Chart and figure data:
# # # # #
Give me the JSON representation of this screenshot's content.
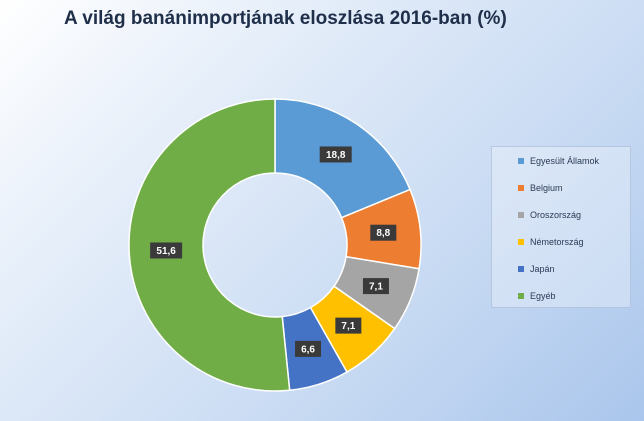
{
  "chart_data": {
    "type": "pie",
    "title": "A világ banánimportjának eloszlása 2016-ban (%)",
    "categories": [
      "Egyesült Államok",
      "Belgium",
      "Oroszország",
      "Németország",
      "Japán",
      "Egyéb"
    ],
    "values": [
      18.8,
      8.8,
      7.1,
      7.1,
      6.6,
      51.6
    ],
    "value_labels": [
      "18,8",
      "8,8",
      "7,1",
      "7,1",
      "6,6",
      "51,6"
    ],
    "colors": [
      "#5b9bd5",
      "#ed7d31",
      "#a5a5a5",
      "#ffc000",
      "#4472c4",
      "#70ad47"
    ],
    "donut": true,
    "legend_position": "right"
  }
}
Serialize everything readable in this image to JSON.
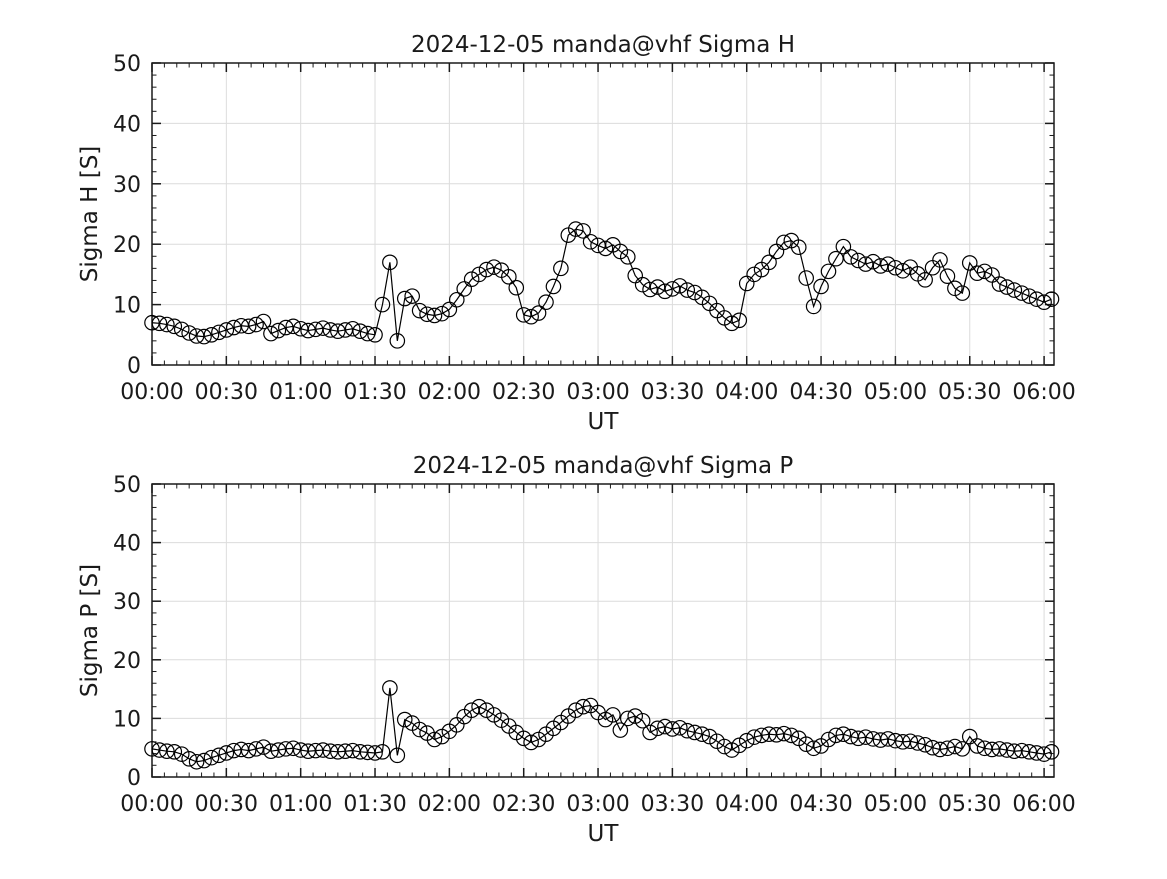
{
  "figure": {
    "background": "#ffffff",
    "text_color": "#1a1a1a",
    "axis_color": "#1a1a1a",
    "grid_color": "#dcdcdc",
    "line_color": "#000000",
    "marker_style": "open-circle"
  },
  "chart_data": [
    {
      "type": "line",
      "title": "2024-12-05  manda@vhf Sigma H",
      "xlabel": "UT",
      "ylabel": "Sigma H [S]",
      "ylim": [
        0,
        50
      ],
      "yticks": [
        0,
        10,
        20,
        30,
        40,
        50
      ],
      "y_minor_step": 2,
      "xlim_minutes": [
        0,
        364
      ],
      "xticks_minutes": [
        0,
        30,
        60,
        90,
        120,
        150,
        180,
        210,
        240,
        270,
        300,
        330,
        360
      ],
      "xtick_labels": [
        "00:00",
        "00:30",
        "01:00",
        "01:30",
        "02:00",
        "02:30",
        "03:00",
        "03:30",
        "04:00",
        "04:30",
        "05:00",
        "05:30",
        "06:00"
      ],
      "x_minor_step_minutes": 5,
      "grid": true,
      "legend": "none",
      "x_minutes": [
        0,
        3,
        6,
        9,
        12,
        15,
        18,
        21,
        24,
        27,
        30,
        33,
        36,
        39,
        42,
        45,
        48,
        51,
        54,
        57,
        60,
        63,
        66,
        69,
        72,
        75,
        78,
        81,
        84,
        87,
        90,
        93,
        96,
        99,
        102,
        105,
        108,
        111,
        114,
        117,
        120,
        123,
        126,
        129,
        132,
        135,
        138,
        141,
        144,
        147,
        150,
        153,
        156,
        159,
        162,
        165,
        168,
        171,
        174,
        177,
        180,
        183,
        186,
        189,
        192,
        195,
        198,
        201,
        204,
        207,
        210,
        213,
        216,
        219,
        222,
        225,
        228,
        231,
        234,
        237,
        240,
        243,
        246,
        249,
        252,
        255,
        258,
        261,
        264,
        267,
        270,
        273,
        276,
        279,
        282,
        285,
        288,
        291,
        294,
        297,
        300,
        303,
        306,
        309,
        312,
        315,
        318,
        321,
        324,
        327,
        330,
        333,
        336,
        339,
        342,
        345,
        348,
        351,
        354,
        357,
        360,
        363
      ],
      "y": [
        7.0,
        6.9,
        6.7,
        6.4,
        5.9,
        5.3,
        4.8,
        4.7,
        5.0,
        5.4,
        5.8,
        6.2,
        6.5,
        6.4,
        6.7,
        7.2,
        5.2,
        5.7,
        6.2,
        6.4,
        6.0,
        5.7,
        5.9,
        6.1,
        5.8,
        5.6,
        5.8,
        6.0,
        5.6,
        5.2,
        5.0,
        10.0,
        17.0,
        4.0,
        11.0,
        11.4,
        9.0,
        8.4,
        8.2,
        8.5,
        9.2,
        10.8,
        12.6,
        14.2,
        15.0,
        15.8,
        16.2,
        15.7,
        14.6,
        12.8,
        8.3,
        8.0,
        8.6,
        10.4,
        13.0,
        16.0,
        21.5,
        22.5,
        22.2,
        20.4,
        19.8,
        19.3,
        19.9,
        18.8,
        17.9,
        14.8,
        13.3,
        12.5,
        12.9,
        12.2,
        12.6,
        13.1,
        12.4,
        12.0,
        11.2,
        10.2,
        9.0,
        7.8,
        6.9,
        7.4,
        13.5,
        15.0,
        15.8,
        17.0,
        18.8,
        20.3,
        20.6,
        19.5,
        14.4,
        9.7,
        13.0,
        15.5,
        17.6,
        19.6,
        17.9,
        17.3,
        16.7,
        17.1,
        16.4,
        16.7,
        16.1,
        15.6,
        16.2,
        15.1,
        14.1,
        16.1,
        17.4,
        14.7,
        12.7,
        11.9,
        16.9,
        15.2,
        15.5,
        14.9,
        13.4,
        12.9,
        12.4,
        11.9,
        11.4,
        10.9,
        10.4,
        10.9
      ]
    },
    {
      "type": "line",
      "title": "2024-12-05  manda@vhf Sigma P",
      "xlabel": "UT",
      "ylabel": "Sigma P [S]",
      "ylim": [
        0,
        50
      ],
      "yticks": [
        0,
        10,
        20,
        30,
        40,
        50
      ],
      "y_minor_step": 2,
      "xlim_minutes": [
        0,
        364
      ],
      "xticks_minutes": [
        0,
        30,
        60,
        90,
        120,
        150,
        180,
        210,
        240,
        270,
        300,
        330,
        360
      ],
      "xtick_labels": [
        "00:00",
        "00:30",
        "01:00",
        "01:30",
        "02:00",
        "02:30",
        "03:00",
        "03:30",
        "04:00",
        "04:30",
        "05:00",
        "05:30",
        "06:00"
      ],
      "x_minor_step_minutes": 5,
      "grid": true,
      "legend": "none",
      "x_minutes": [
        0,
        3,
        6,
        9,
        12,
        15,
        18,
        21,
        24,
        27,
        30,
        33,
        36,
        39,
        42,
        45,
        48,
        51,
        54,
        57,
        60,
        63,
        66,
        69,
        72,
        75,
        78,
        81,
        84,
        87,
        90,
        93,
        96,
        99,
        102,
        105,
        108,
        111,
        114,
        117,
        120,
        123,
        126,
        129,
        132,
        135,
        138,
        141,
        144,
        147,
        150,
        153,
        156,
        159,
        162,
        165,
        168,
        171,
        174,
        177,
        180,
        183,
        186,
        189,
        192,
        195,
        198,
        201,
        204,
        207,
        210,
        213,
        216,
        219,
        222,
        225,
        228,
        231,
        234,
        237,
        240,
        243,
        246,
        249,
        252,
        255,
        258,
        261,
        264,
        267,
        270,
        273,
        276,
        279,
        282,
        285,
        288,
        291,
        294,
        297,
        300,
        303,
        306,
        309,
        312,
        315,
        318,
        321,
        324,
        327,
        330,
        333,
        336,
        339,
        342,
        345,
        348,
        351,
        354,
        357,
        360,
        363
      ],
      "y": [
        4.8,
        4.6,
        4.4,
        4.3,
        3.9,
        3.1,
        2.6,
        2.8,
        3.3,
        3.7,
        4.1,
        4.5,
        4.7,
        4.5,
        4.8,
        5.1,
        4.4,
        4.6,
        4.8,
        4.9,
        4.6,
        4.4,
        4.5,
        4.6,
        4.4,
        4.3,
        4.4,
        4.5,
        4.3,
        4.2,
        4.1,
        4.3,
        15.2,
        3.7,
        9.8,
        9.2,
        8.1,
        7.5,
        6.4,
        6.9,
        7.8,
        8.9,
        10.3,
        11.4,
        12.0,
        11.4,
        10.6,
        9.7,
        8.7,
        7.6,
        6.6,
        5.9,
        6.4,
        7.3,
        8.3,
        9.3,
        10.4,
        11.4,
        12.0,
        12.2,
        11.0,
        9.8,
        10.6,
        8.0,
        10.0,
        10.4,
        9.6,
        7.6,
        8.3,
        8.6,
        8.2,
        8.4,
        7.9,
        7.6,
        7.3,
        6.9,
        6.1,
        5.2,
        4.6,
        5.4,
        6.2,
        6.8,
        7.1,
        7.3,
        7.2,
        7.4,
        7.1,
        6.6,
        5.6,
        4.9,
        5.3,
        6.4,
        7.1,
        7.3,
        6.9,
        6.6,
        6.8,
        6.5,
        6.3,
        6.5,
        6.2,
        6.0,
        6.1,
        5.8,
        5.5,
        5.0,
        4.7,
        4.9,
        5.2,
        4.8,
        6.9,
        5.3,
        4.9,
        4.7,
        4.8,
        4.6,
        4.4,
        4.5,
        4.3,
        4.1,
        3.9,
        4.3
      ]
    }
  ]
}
# # # # #
> _Given instruction_: Collect every line from the records above that contains the word "Sigma".

> _Task output_:
      "title": "2024-12-05  manda@vhf Sigma H",
      "ylabel": "Sigma H [S]",
      "title": "2024-12-05  manda@vhf Sigma P",
      "ylabel": "Sigma P [S]",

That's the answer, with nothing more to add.